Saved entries
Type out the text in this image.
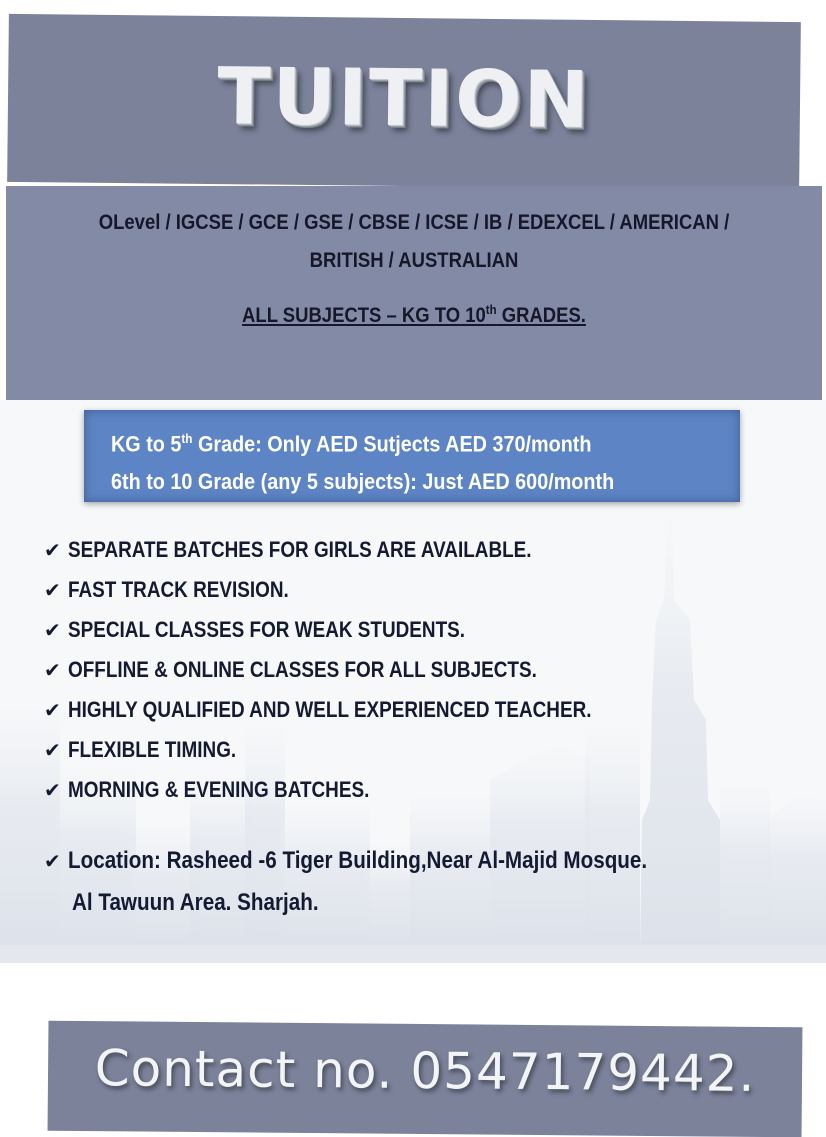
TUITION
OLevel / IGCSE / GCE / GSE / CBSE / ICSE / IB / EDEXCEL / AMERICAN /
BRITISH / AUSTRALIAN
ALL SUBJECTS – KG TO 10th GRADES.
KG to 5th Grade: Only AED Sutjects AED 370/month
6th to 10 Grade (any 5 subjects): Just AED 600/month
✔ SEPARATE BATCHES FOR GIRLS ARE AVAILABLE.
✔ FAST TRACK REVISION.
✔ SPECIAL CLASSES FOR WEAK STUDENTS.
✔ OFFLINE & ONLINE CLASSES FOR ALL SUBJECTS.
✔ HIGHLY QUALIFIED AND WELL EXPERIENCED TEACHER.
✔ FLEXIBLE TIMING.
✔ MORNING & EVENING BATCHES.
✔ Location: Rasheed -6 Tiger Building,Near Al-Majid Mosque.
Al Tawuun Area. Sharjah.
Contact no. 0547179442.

*Problem requirements*. Print each of the records above exactly as written, leaving no picture in the copy.

*Exercise result*.
Type out the text in this image.
TUITION
OLevel / IGCSE / GCE / GSE / CBSE / ICSE / IB / EDEXCEL / AMERICAN /
BRITISH / AUSTRALIAN
ALL SUBJECTS – KG TO 10th GRADES.
KG to 5th Grade: Only AED Sutjects AED 370/month
6th to 10 Grade (any 5 subjects): Just AED 600/month
✔ SEPARATE BATCHES FOR GIRLS ARE AVAILABLE.
✔ FAST TRACK REVISION.
✔ SPECIAL CLASSES FOR WEAK STUDENTS.
✔ OFFLINE & ONLINE CLASSES FOR ALL SUBJECTS.
✔ HIGHLY QUALIFIED AND WELL EXPERIENCED TEACHER.
✔ FLEXIBLE TIMING.
✔ MORNING & EVENING BATCHES.
✔ Location: Rasheed -6 Tiger Building,Near Al-Majid Mosque.
Al Tawuun Area. Sharjah.
Contact no. 0547179442.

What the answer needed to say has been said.